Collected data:

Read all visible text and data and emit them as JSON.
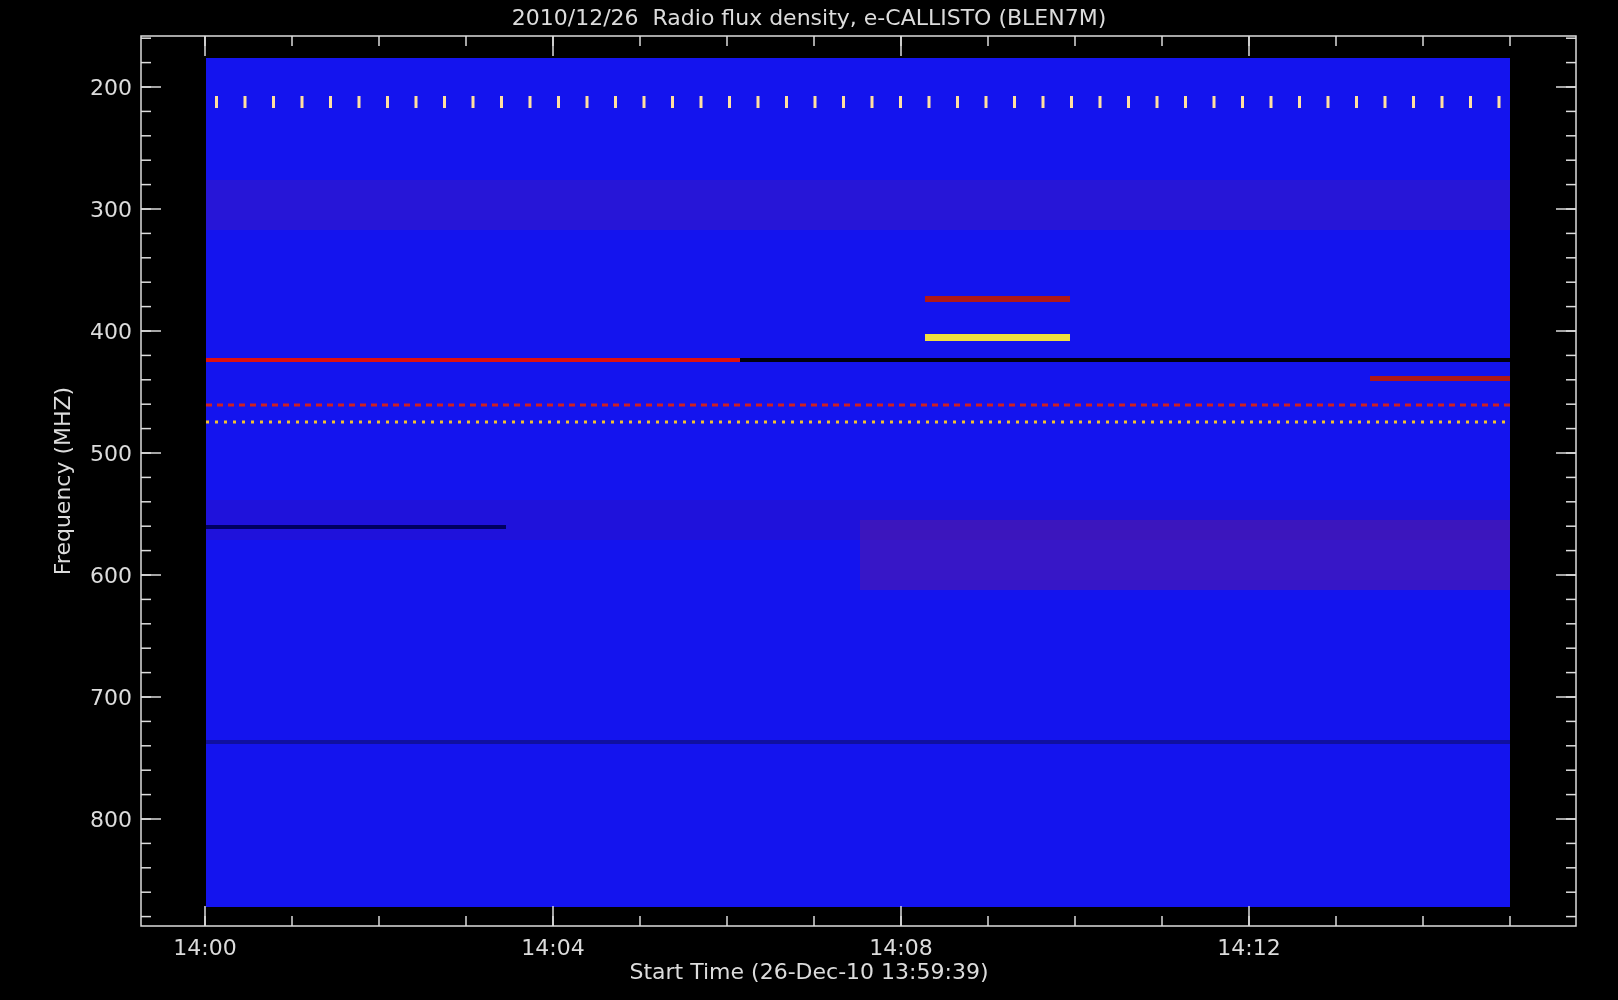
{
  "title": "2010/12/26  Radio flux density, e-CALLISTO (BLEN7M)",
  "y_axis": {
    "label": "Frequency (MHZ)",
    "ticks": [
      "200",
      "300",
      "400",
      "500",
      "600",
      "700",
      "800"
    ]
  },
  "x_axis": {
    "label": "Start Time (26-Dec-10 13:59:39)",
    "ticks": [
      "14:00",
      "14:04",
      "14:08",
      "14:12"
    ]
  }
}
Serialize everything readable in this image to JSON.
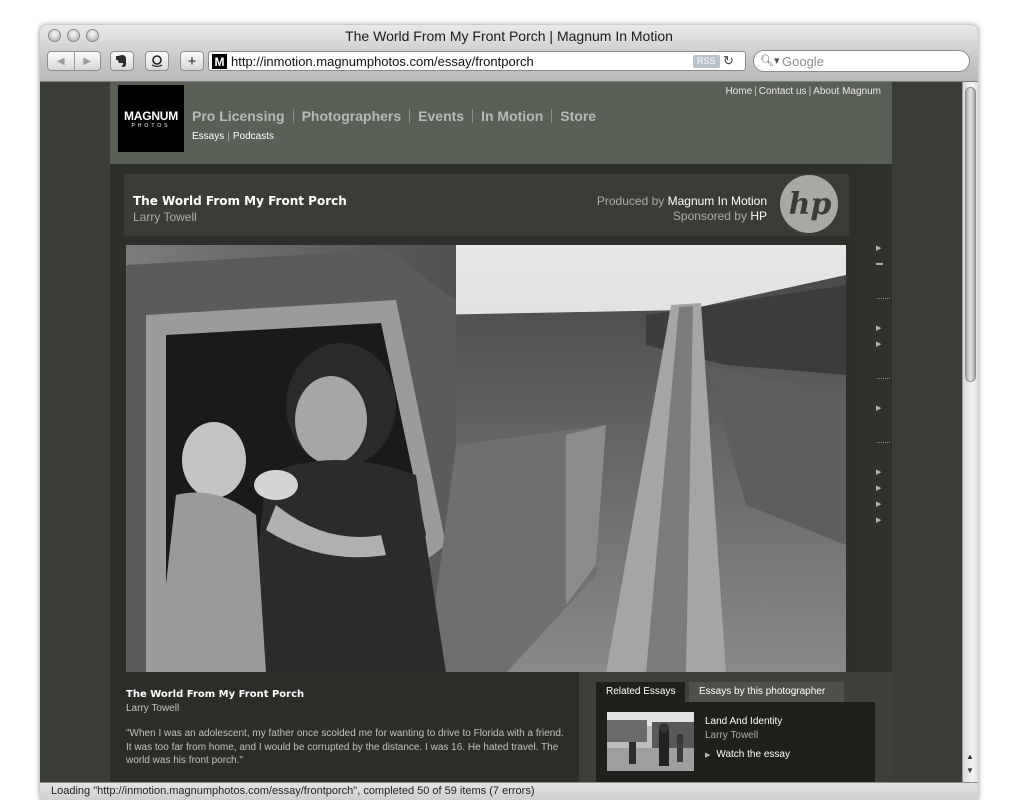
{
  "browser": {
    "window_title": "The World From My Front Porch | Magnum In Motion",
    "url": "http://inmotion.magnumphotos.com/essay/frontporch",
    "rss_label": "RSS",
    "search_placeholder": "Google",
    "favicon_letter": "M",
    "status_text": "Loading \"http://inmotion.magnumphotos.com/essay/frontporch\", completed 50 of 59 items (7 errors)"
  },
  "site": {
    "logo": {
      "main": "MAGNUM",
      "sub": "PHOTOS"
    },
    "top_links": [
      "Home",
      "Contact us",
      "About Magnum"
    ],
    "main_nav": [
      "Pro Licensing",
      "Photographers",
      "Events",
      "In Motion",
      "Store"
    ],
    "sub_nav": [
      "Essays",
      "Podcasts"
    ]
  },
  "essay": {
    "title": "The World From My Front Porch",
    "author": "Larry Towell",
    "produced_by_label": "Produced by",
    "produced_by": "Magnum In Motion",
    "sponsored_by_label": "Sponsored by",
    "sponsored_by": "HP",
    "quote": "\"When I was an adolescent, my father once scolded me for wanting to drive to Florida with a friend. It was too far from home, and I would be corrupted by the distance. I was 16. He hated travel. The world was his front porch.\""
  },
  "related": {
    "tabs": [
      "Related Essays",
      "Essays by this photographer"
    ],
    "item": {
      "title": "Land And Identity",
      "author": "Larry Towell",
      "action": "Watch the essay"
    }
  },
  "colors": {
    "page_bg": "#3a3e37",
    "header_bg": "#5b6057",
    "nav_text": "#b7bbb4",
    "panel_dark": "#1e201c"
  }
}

OBJECTIVE:
Could you reproduce every record above exactly, leaving out the pictures?

SOLUTION:
Read all visible text and data and emit them as JSON.
{
  "title": "2010/12/26  Radio flux density, e-CALLISTO (BLEN7M)",
  "y_axis": {
    "label": "Frequency (MHZ)",
    "ticks": [
      "200",
      "300",
      "400",
      "500",
      "600",
      "700",
      "800"
    ]
  },
  "x_axis": {
    "label": "Start Time (26-Dec-10 13:59:39)",
    "ticks": [
      "14:00",
      "14:04",
      "14:08",
      "14:12"
    ]
  }
}
Serialize everything readable in this image to JSON.
{
  "browser": {
    "window_title": "The World From My Front Porch | Magnum In Motion",
    "url": "http://inmotion.magnumphotos.com/essay/frontporch",
    "rss_label": "RSS",
    "search_placeholder": "Google",
    "favicon_letter": "M",
    "status_text": "Loading \"http://inmotion.magnumphotos.com/essay/frontporch\", completed 50 of 59 items (7 errors)"
  },
  "site": {
    "logo": {
      "main": "MAGNUM",
      "sub": "PHOTOS"
    },
    "top_links": [
      "Home",
      "Contact us",
      "About Magnum"
    ],
    "main_nav": [
      "Pro Licensing",
      "Photographers",
      "Events",
      "In Motion",
      "Store"
    ],
    "sub_nav": [
      "Essays",
      "Podcasts"
    ]
  },
  "essay": {
    "title": "The World From My Front Porch",
    "author": "Larry Towell",
    "produced_by_label": "Produced by",
    "produced_by": "Magnum In Motion",
    "sponsored_by_label": "Sponsored by",
    "sponsored_by": "HP",
    "quote": "\"When I was an adolescent, my father once scolded me for wanting to drive to Florida with a friend. It was too far from home, and I would be corrupted by the distance. I was 16. He hated travel. The world was his front porch.\""
  },
  "related": {
    "tabs": [
      "Related Essays",
      "Essays by this photographer"
    ],
    "item": {
      "title": "Land And Identity",
      "author": "Larry Towell",
      "action": "Watch the essay"
    }
  },
  "colors": {
    "page_bg": "#3a3e37",
    "header_bg": "#5b6057",
    "nav_text": "#b7bbb4",
    "panel_dark": "#1e201c"
  }
}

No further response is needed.